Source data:
________

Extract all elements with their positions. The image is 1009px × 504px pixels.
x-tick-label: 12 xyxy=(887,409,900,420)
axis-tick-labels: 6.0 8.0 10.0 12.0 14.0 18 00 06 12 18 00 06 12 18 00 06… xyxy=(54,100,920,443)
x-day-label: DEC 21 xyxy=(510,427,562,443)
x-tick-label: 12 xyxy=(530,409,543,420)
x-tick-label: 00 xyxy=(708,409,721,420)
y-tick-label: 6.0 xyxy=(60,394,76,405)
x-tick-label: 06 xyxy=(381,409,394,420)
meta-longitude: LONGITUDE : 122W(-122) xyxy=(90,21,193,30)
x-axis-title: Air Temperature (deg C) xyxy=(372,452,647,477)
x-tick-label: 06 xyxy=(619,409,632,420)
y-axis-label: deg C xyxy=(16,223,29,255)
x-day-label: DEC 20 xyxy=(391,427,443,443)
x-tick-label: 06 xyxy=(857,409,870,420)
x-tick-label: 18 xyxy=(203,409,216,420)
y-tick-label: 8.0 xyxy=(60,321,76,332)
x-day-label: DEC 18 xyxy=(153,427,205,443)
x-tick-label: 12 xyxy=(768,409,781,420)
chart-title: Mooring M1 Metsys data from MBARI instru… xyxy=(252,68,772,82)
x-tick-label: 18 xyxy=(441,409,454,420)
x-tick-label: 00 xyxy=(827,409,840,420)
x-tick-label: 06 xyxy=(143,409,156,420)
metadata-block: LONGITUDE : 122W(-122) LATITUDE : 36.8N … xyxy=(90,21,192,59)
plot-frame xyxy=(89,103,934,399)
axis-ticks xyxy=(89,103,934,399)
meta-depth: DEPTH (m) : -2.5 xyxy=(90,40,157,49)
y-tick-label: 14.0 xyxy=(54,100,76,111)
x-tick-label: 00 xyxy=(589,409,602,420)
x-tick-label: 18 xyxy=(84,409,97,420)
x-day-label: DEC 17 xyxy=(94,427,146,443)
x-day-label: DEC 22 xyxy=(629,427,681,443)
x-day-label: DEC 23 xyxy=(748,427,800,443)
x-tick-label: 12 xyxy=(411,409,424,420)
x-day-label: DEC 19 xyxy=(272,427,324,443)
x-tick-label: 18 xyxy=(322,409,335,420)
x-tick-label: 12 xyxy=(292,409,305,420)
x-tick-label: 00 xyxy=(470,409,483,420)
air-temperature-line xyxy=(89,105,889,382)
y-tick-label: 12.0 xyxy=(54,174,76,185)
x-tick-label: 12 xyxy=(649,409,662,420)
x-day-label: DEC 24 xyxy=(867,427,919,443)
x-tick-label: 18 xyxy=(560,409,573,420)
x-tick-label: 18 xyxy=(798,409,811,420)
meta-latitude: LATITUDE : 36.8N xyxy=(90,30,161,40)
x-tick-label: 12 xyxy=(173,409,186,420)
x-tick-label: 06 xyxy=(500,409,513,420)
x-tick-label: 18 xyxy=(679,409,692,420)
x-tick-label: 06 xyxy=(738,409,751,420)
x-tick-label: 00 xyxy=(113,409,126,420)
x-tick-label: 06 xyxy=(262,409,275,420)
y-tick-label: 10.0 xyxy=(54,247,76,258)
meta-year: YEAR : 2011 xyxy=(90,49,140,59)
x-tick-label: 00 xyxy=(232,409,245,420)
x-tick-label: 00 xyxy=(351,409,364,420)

________

> _WRITTEN TASK_: Rewrite the lines of the listing from its first line through the line holding "x-tick-label: 00 xyxy=(827,409,840,420)", inclusive, as a numbered list, omitting any blank lines.

> _TASK SOLUTION_:
1. Extract all elements with their positions. The image is 1009px × 504px pixels.
2. x-tick-label: 12 xyxy=(887,409,900,420)
3. axis-tick-labels: 6.0 8.0 10.0 12.0 14.0 18 00 06 12 18 00 06 12 18 00 06… xyxy=(54,100,920,443)
4. x-day-label: DEC 21 xyxy=(510,427,562,443)
5. x-tick-label: 12 xyxy=(530,409,543,420)
6. x-tick-label: 00 xyxy=(708,409,721,420)
7. y-tick-label: 6.0 xyxy=(60,394,76,405)
8. x-tick-label: 06 xyxy=(381,409,394,420)
9. meta-longitude: LONGITUDE : 122W(-122) xyxy=(90,21,193,30)
10. x-axis-title: Air Temperature (deg C) xyxy=(372,452,647,477)
11. x-tick-label: 06 xyxy=(619,409,632,420)
12. y-axis-label: deg C xyxy=(16,223,29,255)
13. x-day-label: DEC 20 xyxy=(391,427,443,443)
14. x-tick-label: 06 xyxy=(857,409,870,420)
15. x-tick-label: 18 xyxy=(203,409,216,420)
16. y-tick-label: 8.0 xyxy=(60,321,76,332)
17. x-day-label: DEC 18 xyxy=(153,427,205,443)
18. x-tick-label: 12 xyxy=(768,409,781,420)
19. chart-title: Mooring M1 Metsys data from MBARI instru… xyxy=(252,68,772,82)
20. x-tick-label: 18 xyxy=(441,409,454,420)
21. x-tick-label: 00 xyxy=(827,409,840,420)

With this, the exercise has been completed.